§ WRITTEN PROBLEM
From the entries below, gather every line containing the string "bottom".

§ RECORDS PROVIDED
= = = =
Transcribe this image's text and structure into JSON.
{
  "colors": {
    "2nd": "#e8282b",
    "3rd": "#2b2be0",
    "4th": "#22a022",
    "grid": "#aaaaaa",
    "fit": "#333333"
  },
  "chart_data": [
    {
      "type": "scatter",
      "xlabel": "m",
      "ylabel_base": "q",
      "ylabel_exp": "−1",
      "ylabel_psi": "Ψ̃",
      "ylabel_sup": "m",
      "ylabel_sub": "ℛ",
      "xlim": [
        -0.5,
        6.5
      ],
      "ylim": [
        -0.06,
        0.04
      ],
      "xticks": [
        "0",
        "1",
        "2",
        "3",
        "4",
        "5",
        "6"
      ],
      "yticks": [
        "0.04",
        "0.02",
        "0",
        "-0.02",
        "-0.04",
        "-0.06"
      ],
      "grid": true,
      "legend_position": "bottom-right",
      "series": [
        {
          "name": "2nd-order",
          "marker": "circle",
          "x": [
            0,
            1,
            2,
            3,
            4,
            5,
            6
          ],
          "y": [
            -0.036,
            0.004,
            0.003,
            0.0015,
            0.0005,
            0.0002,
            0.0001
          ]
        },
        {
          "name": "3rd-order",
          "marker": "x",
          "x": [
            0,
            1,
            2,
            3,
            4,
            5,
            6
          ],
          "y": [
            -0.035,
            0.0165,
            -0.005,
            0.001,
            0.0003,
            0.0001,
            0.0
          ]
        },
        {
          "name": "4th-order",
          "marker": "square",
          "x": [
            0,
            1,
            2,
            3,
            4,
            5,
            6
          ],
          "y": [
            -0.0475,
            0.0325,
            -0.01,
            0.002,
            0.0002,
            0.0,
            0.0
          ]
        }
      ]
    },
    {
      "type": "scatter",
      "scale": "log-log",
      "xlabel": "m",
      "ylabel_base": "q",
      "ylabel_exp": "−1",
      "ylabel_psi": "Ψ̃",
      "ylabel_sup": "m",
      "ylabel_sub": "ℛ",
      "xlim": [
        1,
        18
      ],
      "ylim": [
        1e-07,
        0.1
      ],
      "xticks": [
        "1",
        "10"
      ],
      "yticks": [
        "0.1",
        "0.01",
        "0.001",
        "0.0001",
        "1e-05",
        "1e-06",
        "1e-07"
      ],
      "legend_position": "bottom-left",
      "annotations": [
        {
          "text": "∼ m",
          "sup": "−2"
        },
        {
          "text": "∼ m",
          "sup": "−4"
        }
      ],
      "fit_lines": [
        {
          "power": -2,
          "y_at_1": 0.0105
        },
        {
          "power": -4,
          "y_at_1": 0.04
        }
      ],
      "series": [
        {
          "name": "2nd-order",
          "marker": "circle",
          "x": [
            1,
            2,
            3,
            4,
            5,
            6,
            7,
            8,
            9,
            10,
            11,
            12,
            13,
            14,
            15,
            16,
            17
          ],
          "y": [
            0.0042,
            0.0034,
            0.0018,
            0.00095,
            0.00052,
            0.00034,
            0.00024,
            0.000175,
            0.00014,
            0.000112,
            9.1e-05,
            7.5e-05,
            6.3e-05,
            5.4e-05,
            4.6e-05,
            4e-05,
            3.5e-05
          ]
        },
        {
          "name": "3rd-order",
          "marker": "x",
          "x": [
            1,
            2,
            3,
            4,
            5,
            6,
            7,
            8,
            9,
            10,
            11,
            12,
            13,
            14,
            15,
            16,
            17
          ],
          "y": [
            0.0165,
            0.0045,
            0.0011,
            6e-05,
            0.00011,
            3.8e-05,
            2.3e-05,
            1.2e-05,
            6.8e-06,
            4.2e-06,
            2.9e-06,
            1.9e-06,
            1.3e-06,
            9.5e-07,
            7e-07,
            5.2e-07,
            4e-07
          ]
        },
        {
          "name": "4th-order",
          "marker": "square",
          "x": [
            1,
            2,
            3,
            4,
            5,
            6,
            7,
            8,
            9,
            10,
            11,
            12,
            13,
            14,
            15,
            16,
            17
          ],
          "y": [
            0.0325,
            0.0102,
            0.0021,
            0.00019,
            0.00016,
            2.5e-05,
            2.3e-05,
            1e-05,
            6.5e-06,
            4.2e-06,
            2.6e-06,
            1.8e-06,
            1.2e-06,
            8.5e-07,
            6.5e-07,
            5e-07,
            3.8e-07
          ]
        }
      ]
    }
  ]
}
= = = =
§ REPLY TO THE EXERCISE
      "legend_position": "bottom-right",
      "legend_position": "bottom-left",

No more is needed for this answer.